>>>

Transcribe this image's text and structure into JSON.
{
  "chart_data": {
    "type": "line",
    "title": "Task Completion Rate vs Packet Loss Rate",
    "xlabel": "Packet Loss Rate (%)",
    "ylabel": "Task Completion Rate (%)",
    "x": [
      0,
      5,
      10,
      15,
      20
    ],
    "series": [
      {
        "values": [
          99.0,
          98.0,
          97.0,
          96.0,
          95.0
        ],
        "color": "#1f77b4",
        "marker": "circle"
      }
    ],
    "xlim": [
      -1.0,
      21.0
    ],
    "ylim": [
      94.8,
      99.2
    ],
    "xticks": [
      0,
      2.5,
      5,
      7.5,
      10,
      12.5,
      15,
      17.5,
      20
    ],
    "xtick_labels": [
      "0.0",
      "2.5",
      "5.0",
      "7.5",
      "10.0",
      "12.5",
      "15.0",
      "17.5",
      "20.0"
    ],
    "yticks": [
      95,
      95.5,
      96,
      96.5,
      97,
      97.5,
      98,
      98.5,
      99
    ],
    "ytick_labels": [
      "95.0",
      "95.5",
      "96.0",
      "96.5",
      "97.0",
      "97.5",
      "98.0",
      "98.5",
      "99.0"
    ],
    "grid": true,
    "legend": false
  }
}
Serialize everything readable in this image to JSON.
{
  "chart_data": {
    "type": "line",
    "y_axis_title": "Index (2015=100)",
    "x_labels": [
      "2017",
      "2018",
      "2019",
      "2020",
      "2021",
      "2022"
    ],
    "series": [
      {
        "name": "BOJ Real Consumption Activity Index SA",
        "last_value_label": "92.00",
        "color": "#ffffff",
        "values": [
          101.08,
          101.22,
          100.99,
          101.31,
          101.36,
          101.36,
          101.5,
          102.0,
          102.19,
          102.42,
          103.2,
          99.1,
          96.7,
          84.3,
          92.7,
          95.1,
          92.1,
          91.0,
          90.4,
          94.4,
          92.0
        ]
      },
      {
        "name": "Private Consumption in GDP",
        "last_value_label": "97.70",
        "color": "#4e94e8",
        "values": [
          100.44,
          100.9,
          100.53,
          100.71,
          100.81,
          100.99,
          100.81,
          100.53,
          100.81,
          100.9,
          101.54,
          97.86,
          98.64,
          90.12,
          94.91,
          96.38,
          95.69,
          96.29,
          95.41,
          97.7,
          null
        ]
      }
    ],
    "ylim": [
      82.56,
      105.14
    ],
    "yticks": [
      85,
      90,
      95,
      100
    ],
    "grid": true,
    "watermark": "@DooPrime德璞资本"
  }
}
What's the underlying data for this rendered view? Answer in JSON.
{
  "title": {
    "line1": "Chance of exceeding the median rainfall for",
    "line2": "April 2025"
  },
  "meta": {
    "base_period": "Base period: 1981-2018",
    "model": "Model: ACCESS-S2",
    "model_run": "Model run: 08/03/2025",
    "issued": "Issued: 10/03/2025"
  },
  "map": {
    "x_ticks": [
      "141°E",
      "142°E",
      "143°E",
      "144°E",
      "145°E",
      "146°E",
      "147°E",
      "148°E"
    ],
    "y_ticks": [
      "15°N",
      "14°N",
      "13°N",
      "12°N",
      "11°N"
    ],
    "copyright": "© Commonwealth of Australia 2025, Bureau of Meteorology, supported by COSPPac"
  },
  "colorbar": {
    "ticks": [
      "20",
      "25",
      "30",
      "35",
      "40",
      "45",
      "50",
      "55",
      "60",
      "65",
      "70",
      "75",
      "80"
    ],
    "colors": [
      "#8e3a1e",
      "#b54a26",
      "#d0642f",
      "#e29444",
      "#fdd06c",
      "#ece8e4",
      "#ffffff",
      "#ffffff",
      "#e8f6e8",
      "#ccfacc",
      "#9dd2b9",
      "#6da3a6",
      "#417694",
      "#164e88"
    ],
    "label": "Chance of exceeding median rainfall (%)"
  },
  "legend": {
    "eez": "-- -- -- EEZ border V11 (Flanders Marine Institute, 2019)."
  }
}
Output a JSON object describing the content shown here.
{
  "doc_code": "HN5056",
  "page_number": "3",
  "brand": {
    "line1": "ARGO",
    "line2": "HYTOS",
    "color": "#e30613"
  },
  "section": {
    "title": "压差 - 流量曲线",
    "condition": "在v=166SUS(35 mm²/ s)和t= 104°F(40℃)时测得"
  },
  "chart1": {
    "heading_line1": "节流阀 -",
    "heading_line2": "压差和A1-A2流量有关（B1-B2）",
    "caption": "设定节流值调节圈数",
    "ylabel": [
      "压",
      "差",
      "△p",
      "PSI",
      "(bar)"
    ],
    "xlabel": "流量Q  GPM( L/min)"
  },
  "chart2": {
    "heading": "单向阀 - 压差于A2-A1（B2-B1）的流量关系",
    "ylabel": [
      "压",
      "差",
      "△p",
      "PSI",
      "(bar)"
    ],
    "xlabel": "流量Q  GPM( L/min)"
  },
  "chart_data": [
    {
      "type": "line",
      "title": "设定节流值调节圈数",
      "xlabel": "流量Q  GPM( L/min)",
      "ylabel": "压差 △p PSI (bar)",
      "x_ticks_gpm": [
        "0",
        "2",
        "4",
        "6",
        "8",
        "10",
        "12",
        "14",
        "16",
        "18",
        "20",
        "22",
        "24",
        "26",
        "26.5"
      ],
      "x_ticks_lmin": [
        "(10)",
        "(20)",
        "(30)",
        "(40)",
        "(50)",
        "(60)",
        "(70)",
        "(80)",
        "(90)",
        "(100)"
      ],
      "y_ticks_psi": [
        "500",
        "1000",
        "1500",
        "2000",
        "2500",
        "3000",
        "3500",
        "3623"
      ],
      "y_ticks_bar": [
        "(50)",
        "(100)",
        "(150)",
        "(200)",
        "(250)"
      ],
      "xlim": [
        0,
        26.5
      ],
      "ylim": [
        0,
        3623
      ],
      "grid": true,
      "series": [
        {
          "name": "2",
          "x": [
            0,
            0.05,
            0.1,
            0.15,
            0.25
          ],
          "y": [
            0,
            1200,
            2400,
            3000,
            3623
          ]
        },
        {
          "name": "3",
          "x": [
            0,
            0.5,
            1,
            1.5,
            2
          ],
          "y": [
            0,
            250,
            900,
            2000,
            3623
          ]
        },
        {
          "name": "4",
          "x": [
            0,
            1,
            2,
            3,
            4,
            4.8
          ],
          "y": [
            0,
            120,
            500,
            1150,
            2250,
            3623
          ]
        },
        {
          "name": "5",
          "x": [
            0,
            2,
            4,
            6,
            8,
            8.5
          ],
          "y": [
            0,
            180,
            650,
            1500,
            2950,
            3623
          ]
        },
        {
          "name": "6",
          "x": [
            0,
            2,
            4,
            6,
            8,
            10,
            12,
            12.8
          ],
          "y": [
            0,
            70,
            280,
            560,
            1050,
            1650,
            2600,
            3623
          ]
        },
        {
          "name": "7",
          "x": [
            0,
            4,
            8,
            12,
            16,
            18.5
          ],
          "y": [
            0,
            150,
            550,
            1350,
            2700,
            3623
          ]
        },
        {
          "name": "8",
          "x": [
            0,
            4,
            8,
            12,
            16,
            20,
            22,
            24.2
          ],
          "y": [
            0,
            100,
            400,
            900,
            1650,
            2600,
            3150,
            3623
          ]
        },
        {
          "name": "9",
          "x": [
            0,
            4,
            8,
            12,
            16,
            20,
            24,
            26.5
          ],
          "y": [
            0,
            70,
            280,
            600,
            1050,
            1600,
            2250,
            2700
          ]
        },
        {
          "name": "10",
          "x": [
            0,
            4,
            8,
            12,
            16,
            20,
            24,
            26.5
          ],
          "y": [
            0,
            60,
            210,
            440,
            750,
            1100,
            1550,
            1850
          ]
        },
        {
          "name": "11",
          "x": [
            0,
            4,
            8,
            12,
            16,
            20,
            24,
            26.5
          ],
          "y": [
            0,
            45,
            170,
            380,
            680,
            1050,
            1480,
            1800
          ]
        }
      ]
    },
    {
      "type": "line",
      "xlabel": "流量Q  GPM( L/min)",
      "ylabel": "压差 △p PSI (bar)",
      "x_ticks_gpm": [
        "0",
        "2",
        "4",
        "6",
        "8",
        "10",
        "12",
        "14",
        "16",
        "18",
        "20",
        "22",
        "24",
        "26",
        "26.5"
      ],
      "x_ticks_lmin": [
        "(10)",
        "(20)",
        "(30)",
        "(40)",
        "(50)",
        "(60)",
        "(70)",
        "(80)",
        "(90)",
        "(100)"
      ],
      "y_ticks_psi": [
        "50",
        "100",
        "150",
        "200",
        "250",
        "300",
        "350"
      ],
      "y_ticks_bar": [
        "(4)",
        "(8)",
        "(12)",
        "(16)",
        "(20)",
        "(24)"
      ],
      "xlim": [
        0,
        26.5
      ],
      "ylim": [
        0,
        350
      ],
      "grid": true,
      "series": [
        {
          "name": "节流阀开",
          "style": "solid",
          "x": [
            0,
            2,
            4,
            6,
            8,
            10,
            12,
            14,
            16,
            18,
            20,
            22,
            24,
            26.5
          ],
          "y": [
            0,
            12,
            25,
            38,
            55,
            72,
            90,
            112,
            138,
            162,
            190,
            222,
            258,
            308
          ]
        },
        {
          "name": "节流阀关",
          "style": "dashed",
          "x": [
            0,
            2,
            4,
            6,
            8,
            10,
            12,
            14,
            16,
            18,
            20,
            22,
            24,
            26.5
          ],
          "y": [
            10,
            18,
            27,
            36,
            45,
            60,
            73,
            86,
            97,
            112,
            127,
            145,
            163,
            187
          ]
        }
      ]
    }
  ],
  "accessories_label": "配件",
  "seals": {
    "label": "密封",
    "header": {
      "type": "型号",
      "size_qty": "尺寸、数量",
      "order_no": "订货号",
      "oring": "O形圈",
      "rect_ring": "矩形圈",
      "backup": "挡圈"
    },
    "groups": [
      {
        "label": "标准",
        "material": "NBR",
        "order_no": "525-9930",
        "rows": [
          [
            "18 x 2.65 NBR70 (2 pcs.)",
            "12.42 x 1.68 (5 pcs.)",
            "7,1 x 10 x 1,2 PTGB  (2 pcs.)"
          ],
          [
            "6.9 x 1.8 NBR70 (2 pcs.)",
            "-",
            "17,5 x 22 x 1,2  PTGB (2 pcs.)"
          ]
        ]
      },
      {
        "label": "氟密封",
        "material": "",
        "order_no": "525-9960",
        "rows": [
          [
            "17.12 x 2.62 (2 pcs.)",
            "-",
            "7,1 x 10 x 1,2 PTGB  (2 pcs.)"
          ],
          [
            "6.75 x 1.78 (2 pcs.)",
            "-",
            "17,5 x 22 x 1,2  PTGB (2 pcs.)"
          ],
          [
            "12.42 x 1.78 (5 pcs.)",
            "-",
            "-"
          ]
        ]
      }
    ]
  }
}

<<<

Task requirements — Search the records for the string "JSON" and return every line in which it occurs.

Right answer —
Transcribe this image's text and structure into JSON.
Serialize everything readable in this image to JSON.
What's the underlying data for this rendered view? Answer in JSON.
Output a JSON object describing the content shown here.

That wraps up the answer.